Problem to solve
Say the number of lines containing the string "that", and say nothing else.
------------
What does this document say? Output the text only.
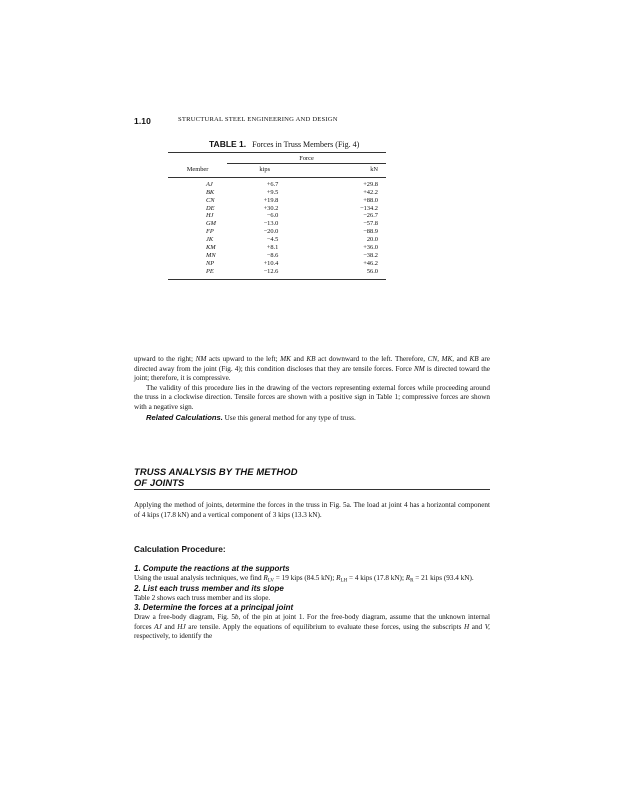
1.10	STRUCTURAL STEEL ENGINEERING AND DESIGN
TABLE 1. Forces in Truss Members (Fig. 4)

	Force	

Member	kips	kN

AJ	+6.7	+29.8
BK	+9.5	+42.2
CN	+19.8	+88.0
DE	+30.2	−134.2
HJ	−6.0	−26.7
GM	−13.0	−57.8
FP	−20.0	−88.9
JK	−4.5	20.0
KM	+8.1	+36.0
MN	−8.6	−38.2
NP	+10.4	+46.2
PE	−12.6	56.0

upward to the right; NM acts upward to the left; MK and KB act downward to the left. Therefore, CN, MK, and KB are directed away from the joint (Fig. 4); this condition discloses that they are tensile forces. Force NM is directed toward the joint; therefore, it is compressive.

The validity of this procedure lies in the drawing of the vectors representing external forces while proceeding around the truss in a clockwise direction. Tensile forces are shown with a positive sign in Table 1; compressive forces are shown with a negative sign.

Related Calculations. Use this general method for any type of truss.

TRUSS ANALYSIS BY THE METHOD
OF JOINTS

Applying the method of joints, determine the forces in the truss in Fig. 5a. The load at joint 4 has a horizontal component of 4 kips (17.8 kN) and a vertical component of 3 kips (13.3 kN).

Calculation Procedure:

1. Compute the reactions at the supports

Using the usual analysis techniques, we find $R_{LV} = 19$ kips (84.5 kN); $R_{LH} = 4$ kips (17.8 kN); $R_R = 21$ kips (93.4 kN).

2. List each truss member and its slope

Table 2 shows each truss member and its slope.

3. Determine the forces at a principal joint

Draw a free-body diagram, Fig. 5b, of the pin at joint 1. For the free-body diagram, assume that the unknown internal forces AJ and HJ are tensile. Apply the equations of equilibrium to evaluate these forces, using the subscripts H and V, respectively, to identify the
------------
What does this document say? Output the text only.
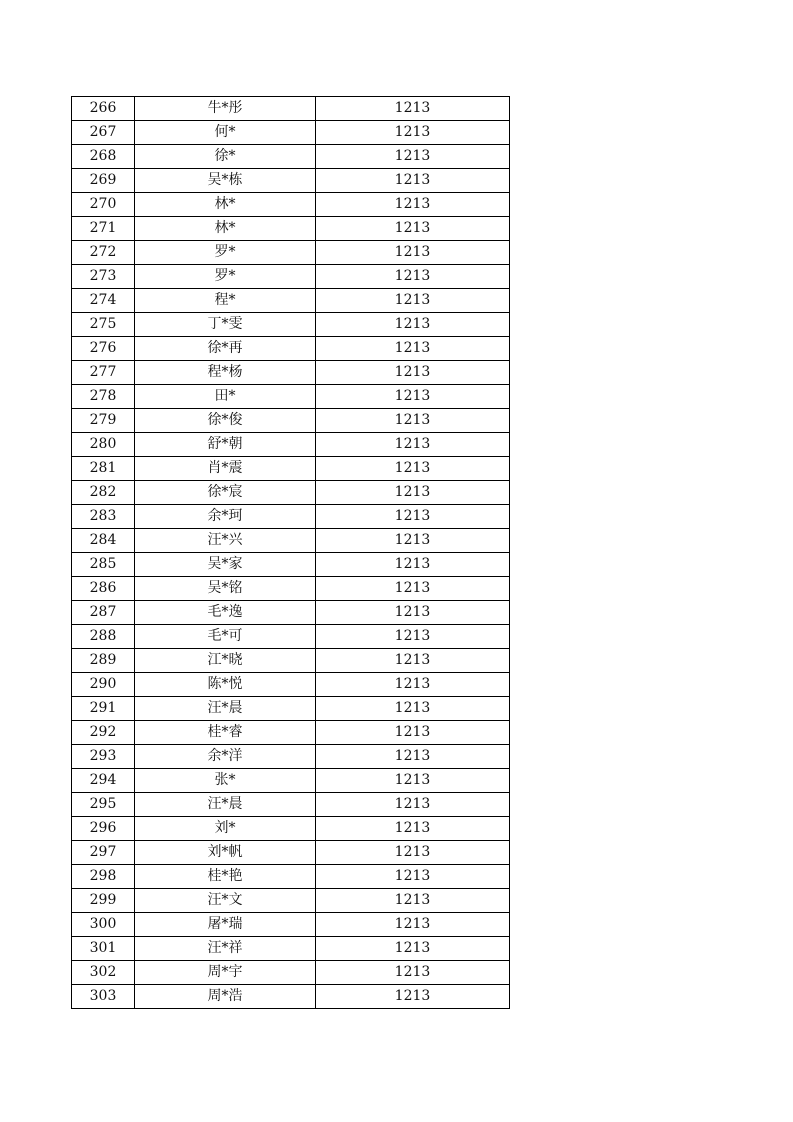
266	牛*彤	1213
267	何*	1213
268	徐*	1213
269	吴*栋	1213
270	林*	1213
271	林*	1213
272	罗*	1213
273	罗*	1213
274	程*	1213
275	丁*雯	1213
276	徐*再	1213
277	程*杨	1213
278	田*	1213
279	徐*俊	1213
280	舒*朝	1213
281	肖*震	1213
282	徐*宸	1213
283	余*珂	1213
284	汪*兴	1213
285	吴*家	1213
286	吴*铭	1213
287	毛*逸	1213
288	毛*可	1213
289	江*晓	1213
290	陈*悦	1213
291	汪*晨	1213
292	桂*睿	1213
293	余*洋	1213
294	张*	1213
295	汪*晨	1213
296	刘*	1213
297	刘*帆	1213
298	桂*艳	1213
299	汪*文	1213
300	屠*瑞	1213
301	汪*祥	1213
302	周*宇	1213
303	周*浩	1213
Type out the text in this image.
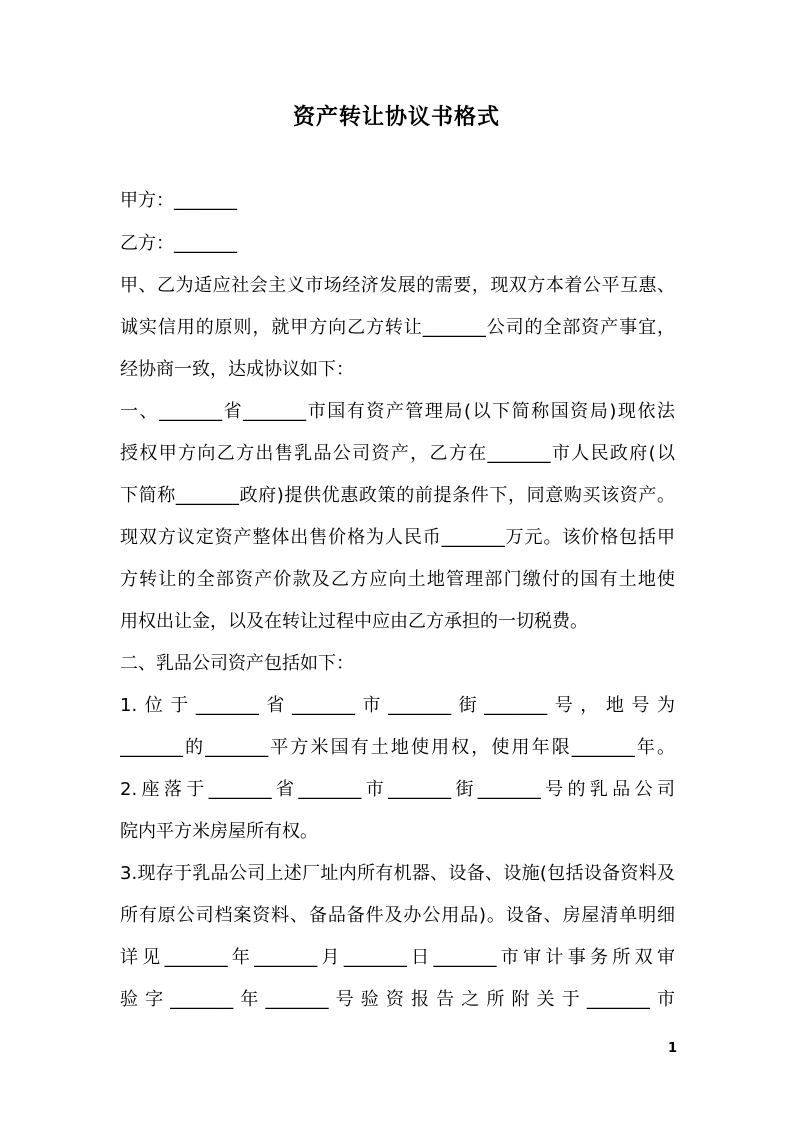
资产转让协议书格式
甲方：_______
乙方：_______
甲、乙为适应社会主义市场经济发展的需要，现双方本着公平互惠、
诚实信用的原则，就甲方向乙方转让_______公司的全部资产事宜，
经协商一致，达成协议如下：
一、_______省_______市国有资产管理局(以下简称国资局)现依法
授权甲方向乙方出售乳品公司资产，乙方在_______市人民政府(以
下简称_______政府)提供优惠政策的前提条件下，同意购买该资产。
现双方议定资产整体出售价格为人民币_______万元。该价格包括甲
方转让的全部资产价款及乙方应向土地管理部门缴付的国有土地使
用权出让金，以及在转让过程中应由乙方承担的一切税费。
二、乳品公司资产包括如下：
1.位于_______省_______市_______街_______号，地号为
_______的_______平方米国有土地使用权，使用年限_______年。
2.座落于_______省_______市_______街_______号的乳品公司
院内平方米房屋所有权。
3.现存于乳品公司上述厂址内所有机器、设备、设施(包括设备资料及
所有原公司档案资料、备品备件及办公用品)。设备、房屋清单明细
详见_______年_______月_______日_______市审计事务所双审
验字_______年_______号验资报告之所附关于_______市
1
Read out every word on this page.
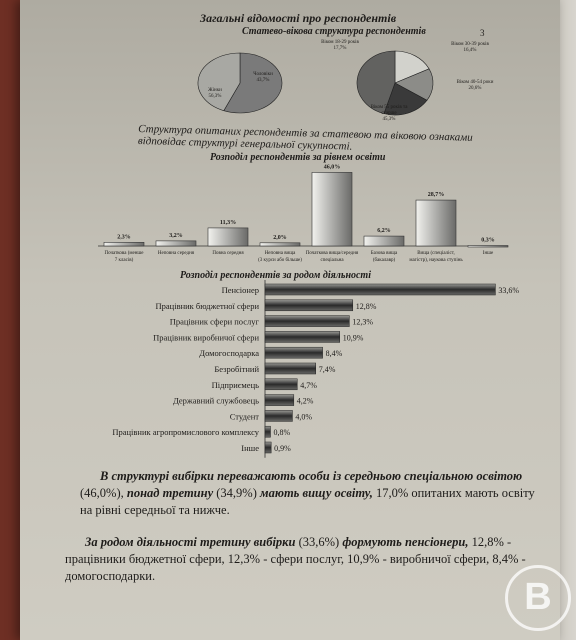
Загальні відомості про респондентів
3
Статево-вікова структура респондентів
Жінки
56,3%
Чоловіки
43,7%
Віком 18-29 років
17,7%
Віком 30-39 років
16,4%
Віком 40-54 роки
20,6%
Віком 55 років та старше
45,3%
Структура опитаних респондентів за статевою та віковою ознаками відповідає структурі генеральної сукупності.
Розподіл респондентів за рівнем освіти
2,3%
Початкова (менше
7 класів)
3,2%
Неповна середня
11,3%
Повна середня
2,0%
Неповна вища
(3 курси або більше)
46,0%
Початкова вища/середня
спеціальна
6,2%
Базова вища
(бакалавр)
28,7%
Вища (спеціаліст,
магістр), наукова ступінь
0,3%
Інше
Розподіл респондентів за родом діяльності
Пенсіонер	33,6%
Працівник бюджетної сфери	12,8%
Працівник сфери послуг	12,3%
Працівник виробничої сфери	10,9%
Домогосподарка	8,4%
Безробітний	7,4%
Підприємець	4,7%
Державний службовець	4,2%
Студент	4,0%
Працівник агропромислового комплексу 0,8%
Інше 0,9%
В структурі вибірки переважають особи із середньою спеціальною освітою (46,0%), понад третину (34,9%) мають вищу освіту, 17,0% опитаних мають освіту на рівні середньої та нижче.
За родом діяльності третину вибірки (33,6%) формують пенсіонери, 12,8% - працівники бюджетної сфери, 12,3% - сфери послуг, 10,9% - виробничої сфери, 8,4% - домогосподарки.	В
------------
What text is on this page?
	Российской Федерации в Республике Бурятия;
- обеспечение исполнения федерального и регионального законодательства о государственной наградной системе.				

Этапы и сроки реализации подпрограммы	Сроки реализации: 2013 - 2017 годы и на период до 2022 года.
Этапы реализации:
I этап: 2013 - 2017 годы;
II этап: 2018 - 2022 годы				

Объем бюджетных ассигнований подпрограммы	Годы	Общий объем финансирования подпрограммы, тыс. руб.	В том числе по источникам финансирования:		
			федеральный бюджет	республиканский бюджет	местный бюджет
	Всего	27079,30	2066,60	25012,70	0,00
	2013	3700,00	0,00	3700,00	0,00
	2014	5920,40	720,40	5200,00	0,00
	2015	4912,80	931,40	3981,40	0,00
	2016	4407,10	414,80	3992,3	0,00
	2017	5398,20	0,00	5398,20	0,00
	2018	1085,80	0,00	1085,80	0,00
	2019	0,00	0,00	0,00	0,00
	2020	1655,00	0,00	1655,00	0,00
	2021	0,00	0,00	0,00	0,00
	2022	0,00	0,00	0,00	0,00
------------
Result for this task
2